Required task — Where a line holds the word "name", copy that line.

[Figure dataset records]
=-=-=

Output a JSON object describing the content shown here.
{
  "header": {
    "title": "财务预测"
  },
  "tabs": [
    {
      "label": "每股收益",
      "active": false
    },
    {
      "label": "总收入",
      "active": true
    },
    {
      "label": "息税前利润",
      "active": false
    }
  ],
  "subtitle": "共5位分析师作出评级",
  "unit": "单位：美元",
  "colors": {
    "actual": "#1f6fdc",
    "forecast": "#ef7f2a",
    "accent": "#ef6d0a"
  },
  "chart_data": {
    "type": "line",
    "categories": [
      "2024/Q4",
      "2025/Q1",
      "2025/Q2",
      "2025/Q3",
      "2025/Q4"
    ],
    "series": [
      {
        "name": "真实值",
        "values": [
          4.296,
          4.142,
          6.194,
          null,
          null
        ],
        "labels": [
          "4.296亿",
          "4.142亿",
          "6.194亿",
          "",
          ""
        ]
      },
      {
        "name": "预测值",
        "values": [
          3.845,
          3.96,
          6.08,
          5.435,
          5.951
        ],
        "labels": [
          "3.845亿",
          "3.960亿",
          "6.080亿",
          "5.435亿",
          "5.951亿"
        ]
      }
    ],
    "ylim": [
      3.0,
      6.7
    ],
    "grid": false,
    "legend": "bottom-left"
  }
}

=-=-=

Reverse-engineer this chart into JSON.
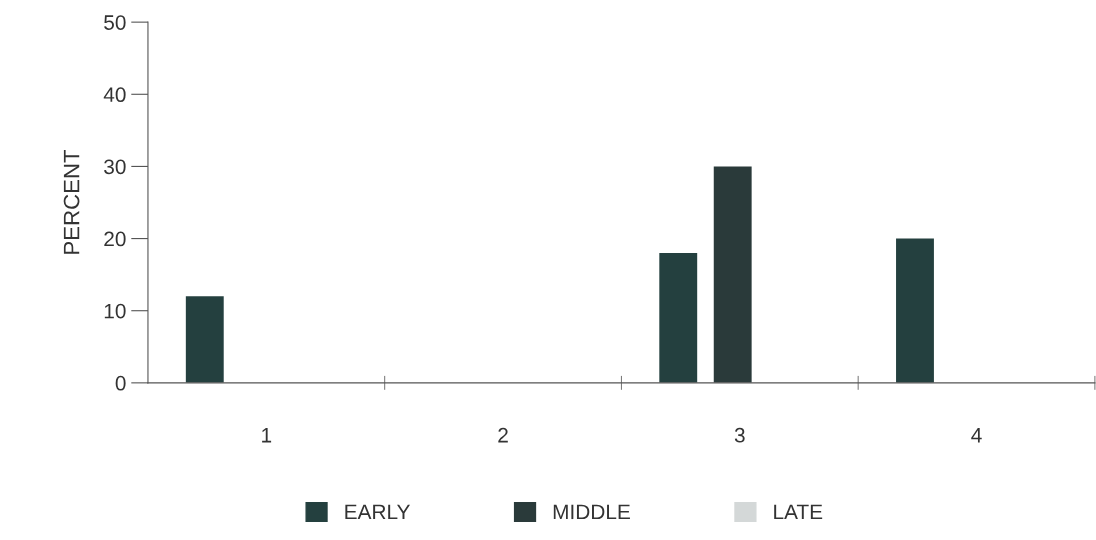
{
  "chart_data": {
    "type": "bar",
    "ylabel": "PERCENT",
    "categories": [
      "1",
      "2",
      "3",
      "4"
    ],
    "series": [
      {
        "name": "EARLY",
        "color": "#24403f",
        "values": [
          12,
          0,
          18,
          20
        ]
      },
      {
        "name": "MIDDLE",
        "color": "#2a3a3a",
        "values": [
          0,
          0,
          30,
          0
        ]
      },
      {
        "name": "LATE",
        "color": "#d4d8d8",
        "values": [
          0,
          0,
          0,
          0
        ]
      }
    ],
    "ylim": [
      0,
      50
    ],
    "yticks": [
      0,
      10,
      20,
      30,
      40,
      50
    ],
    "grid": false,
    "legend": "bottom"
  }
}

=-=-=

Problem solution —
        "name": "真实值",
        "name": "预测值",
        "name": "EARLY",
        "name": "MIDDLE",
        "name": "LATE",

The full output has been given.